Direction.
Make an exact copy of all the data.

··· Material for the task

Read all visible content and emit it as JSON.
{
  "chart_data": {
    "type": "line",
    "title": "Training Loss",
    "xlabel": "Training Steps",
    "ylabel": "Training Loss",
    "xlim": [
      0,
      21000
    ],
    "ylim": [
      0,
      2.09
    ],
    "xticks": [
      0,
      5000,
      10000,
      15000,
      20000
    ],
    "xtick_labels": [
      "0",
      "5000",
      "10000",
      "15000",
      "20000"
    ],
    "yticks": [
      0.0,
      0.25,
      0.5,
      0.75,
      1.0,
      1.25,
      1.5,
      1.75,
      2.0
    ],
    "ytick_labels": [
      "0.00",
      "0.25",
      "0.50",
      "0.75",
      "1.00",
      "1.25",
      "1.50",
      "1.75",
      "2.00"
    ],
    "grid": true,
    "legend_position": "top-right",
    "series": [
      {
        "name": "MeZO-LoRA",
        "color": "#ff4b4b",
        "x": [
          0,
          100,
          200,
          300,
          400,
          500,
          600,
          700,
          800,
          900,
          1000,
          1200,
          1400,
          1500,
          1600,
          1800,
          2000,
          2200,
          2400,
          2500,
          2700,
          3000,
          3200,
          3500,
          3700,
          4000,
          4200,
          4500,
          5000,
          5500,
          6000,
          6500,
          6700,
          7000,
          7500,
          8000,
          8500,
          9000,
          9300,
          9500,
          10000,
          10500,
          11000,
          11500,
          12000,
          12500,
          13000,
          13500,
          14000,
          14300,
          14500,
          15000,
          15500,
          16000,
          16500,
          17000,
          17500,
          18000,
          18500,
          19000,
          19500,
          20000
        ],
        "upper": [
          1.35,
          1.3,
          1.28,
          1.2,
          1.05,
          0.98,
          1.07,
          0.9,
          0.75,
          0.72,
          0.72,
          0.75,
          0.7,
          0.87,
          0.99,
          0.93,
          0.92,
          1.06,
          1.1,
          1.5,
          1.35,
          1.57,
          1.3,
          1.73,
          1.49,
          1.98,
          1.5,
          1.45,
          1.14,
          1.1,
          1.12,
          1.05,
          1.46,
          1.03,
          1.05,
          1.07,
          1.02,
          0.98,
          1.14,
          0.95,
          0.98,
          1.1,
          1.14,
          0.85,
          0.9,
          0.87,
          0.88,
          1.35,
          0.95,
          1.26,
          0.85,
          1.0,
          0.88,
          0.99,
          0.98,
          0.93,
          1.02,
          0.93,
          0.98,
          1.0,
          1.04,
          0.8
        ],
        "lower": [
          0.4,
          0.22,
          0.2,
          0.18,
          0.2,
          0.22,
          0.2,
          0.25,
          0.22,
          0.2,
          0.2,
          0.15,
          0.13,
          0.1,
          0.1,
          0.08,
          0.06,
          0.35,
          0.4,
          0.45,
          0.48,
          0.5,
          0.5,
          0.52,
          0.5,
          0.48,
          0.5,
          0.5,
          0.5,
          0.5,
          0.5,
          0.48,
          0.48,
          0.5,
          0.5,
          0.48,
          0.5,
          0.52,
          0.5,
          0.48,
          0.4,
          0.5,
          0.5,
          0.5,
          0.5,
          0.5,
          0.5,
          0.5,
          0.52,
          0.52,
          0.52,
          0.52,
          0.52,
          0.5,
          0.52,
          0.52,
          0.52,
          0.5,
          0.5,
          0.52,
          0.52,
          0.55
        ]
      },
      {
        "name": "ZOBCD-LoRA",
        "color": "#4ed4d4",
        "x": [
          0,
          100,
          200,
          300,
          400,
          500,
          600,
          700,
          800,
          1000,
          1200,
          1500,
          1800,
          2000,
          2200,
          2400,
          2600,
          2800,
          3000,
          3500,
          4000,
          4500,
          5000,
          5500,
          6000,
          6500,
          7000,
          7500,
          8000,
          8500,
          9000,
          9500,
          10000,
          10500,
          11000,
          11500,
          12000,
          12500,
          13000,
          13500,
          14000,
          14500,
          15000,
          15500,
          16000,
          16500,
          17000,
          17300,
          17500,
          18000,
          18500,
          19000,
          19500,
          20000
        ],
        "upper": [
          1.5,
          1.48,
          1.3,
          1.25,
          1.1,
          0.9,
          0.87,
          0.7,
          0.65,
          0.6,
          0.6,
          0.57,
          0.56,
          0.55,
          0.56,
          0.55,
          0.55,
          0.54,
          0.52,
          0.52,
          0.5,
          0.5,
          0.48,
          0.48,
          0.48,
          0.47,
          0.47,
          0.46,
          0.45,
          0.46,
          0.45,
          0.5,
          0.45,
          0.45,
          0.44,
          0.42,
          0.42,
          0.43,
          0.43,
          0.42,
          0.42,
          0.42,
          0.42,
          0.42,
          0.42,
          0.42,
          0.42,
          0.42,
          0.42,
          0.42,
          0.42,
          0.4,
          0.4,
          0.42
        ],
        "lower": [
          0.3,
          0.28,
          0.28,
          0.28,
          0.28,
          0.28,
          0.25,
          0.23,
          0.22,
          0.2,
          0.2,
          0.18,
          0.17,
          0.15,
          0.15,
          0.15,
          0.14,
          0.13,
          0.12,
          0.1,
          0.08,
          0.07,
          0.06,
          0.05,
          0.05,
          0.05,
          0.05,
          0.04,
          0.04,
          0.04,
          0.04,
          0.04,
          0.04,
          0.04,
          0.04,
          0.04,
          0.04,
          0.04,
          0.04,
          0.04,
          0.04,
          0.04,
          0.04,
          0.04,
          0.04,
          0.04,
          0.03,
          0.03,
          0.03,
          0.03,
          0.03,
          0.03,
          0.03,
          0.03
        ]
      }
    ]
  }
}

······

Output below.
Read all visible content and emit it as JSON.
{
  "chart_data": {
    "type": "line",
    "title": "Training Loss",
    "xlabel": "Training Steps",
    "ylabel": "Training Loss",
    "xlim": [
      0,
      21000
    ],
    "ylim": [
      0,
      2.09
    ],
    "xticks": [
      0,
      5000,
      10000,
      15000,
      20000
    ],
    "xtick_labels": [
      "0",
      "5000",
      "10000",
      "15000",
      "20000"
    ],
    "yticks": [
      0.0,
      0.25,
      0.5,
      0.75,
      1.0,
      1.25,
      1.5,
      1.75,
      2.0
    ],
    "ytick_labels": [
      "0.00",
      "0.25",
      "0.50",
      "0.75",
      "1.00",
      "1.25",
      "1.50",
      "1.75",
      "2.00"
    ],
    "grid": true,
    "legend_position": "top-right",
    "series": [
      {
        "name": "MeZO-LoRA",
        "color": "#ff4b4b",
        "x": [
          0,
          100,
          200,
          300,
          400,
          500,
          600,
          700,
          800,
          900,
          1000,
          1200,
          1400,
          1500,
          1600,
          1800,
          2000,
          2200,
          2400,
          2500,
          2700,
          3000,
          3200,
          3500,
          3700,
          4000,
          4200,
          4500,
          5000,
          5500,
          6000,
          6500,
          6700,
          7000,
          7500,
          8000,
          8500,
          9000,
          9300,
          9500,
          10000,
          10500,
          11000,
          11500,
          12000,
          12500,
          13000,
          13500,
          14000,
          14300,
          14500,
          15000,
          15500,
          16000,
          16500,
          17000,
          17500,
          18000,
          18500,
          19000,
          19500,
          20000
        ],
        "upper": [
          1.35,
          1.3,
          1.28,
          1.2,
          1.05,
          0.98,
          1.07,
          0.9,
          0.75,
          0.72,
          0.72,
          0.75,
          0.7,
          0.87,
          0.99,
          0.93,
          0.92,
          1.06,
          1.1,
          1.5,
          1.35,
          1.57,
          1.3,
          1.73,
          1.49,
          1.98,
          1.5,
          1.45,
          1.14,
          1.1,
          1.12,
          1.05,
          1.46,
          1.03,
          1.05,
          1.07,
          1.02,
          0.98,
          1.14,
          0.95,
          0.98,
          1.1,
          1.14,
          0.85,
          0.9,
          0.87,
          0.88,
          1.35,
          0.95,
          1.26,
          0.85,
          1.0,
          0.88,
          0.99,
          0.98,
          0.93,
          1.02,
          0.93,
          0.98,
          1.0,
          1.04,
          0.8
        ],
        "lower": [
          0.4,
          0.22,
          0.2,
          0.18,
          0.2,
          0.22,
          0.2,
          0.25,
          0.22,
          0.2,
          0.2,
          0.15,
          0.13,
          0.1,
          0.1,
          0.08,
          0.06,
          0.35,
          0.4,
          0.45,
          0.48,
          0.5,
          0.5,
          0.52,
          0.5,
          0.48,
          0.5,
          0.5,
          0.5,
          0.5,
          0.5,
          0.48,
          0.48,
          0.5,
          0.5,
          0.48,
          0.5,
          0.52,
          0.5,
          0.48,
          0.4,
          0.5,
          0.5,
          0.5,
          0.5,
          0.5,
          0.5,
          0.5,
          0.52,
          0.52,
          0.52,
          0.52,
          0.52,
          0.5,
          0.52,
          0.52,
          0.52,
          0.5,
          0.5,
          0.52,
          0.52,
          0.55
        ]
      },
      {
        "name": "ZOBCD-LoRA",
        "color": "#4ed4d4",
        "x": [
          0,
          100,
          200,
          300,
          400,
          500,
          600,
          700,
          800,
          1000,
          1200,
          1500,
          1800,
          2000,
          2200,
          2400,
          2600,
          2800,
          3000,
          3500,
          4000,
          4500,
          5000,
          5500,
          6000,
          6500,
          7000,
          7500,
          8000,
          8500,
          9000,
          9500,
          10000,
          10500,
          11000,
          11500,
          12000,
          12500,
          13000,
          13500,
          14000,
          14500,
          15000,
          15500,
          16000,
          16500,
          17000,
          17300,
          17500,
          18000,
          18500,
          19000,
          19500,
          20000
        ],
        "upper": [
          1.5,
          1.48,
          1.3,
          1.25,
          1.1,
          0.9,
          0.87,
          0.7,
          0.65,
          0.6,
          0.6,
          0.57,
          0.56,
          0.55,
          0.56,
          0.55,
          0.55,
          0.54,
          0.52,
          0.52,
          0.5,
          0.5,
          0.48,
          0.48,
          0.48,
          0.47,
          0.47,
          0.46,
          0.45,
          0.46,
          0.45,
          0.5,
          0.45,
          0.45,
          0.44,
          0.42,
          0.42,
          0.43,
          0.43,
          0.42,
          0.42,
          0.42,
          0.42,
          0.42,
          0.42,
          0.42,
          0.42,
          0.42,
          0.42,
          0.42,
          0.42,
          0.4,
          0.4,
          0.42
        ],
        "lower": [
          0.3,
          0.28,
          0.28,
          0.28,
          0.28,
          0.28,
          0.25,
          0.23,
          0.22,
          0.2,
          0.2,
          0.18,
          0.17,
          0.15,
          0.15,
          0.15,
          0.14,
          0.13,
          0.12,
          0.1,
          0.08,
          0.07,
          0.06,
          0.05,
          0.05,
          0.05,
          0.05,
          0.04,
          0.04,
          0.04,
          0.04,
          0.04,
          0.04,
          0.04,
          0.04,
          0.04,
          0.04,
          0.04,
          0.04,
          0.04,
          0.04,
          0.04,
          0.04,
          0.04,
          0.04,
          0.04,
          0.03,
          0.03,
          0.03,
          0.03,
          0.03,
          0.03,
          0.03,
          0.03
        ]
      }
    ]
  }
}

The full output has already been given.